Short exercise » From the entries that follow, extract each line holding the string "次执行定时任务".
::::::::::
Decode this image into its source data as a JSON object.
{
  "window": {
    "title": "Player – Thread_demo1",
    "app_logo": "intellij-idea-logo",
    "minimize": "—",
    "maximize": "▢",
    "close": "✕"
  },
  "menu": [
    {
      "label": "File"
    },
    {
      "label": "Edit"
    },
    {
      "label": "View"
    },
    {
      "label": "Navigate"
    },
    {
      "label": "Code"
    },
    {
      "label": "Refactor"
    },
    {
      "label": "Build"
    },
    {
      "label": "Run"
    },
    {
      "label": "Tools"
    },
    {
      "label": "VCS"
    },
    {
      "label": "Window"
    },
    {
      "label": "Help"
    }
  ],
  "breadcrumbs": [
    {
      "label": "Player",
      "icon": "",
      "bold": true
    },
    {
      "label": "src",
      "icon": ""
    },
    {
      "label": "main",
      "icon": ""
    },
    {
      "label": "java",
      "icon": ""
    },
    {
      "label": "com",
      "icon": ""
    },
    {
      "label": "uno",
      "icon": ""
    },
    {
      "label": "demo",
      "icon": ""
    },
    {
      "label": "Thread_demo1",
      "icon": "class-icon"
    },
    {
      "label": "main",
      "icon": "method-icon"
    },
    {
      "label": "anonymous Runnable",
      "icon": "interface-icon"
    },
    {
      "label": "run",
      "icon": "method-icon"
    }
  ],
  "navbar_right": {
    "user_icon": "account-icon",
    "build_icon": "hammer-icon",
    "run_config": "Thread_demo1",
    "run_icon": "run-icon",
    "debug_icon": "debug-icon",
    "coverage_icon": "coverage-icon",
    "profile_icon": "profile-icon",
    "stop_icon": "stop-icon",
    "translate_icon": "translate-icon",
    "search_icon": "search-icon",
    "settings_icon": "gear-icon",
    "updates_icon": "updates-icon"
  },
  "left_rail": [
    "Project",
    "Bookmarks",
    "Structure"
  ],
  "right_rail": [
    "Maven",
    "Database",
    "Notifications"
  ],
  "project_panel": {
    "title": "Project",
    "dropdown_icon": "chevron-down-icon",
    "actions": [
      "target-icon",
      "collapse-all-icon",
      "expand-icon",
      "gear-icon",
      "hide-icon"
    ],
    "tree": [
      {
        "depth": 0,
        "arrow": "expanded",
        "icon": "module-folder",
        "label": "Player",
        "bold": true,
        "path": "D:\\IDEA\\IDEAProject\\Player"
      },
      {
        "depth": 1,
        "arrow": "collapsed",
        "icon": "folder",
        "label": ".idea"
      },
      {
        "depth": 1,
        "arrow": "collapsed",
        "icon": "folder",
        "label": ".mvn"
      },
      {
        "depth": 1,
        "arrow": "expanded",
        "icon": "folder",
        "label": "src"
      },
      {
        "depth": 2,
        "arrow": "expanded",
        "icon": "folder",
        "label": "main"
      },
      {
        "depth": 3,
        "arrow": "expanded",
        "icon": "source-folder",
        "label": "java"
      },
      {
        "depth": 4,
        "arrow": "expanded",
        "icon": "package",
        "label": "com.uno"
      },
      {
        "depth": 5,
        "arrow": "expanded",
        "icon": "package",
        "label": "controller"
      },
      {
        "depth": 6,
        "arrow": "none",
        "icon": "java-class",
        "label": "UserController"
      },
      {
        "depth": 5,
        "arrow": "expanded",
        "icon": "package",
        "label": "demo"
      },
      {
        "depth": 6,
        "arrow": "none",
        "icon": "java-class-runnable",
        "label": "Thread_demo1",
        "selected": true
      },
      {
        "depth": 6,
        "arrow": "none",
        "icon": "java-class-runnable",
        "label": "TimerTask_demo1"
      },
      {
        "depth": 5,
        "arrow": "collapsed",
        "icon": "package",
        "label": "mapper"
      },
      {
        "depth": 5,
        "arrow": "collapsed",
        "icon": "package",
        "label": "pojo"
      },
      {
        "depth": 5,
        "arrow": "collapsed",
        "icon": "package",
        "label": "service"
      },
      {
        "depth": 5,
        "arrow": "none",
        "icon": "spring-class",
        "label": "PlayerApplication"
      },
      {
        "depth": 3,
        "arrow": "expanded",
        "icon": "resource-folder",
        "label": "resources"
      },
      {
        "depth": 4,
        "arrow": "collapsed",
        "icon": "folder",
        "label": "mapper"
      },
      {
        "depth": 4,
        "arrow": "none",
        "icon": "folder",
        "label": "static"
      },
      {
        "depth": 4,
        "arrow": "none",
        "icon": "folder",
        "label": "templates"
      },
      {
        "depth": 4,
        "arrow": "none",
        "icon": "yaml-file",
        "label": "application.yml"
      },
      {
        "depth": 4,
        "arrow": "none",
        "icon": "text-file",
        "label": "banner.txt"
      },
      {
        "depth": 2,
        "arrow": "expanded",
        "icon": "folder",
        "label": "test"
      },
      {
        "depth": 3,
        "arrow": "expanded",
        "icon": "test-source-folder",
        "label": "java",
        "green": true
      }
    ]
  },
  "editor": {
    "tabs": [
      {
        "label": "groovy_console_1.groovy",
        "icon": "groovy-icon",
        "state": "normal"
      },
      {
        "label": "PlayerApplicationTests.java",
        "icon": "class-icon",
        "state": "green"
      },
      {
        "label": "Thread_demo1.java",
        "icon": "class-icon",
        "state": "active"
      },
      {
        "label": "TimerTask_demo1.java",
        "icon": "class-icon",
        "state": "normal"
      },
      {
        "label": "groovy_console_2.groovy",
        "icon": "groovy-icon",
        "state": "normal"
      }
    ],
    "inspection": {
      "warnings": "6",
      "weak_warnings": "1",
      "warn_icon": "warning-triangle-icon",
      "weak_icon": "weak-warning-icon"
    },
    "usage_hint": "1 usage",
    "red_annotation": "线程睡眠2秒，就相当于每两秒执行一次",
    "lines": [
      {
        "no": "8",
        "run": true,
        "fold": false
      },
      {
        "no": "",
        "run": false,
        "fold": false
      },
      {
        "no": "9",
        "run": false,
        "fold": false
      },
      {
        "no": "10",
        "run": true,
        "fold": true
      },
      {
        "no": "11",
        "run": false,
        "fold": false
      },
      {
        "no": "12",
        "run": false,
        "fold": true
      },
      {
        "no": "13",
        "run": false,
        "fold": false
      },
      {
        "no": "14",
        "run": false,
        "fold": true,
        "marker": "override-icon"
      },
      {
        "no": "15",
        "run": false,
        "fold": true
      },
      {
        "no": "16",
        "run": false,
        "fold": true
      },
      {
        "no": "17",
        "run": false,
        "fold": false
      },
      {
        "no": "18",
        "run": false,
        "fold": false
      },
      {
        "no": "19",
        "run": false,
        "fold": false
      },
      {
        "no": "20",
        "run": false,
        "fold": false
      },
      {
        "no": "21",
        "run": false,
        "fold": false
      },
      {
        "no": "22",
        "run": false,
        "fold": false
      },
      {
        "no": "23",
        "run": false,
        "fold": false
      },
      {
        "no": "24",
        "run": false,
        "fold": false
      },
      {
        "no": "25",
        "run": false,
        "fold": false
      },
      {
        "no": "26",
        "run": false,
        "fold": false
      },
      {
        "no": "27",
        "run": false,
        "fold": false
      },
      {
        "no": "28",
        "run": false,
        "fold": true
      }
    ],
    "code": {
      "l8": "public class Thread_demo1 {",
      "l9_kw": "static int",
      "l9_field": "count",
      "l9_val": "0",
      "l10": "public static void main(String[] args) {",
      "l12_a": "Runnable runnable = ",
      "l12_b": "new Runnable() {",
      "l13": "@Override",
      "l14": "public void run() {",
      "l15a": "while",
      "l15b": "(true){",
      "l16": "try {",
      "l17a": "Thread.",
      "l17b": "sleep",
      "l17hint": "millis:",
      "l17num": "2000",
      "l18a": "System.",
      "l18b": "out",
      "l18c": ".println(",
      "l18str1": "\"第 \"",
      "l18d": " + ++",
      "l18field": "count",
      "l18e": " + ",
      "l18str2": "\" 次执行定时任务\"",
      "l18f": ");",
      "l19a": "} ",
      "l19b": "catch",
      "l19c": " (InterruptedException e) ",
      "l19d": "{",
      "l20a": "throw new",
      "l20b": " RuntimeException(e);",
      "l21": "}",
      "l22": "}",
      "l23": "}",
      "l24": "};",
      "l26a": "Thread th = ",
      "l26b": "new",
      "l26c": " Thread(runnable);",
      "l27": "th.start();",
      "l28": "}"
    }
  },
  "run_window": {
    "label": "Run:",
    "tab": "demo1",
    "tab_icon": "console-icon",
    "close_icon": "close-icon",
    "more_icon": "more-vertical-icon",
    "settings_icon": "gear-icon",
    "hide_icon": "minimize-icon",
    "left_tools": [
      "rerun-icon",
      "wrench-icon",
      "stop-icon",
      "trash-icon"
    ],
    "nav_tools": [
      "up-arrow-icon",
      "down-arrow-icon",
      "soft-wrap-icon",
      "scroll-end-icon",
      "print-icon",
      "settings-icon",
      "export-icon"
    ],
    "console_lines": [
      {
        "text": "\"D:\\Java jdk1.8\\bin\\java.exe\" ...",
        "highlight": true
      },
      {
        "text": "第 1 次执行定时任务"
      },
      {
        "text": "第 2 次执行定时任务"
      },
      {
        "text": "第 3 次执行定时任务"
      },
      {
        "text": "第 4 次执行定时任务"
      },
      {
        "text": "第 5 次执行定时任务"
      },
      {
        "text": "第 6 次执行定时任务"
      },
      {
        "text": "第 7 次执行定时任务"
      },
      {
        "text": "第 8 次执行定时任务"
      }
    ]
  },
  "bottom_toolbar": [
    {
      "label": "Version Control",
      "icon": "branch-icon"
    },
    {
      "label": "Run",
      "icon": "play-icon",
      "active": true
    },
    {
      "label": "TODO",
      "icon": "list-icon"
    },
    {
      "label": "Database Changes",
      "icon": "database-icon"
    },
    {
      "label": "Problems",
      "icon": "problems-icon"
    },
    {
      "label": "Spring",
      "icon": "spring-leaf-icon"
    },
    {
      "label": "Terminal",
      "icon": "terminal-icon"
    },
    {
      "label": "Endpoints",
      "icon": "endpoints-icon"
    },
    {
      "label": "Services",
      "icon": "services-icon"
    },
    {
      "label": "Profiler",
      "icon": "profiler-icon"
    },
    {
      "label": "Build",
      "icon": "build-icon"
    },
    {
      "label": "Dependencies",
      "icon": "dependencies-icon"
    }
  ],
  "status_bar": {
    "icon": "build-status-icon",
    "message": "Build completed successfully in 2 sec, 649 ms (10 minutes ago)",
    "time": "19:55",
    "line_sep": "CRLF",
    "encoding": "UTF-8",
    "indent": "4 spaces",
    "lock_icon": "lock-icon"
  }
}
::::::::::
Final result »
      "l18str2": "\" 次执行定时任务\"",
        "text": "第 1 次执行定时任务"
        "text": "第 2 次执行定时任务"
        "text": "第 3 次执行定时任务"
        "text": "第 4 次执行定时任务"
        "text": "第 5 次执行定时任务"
        "text": "第 6 次执行定时任务"
        "text": "第 7 次执行定时任务"
        "text": "第 8 次执行定时任务"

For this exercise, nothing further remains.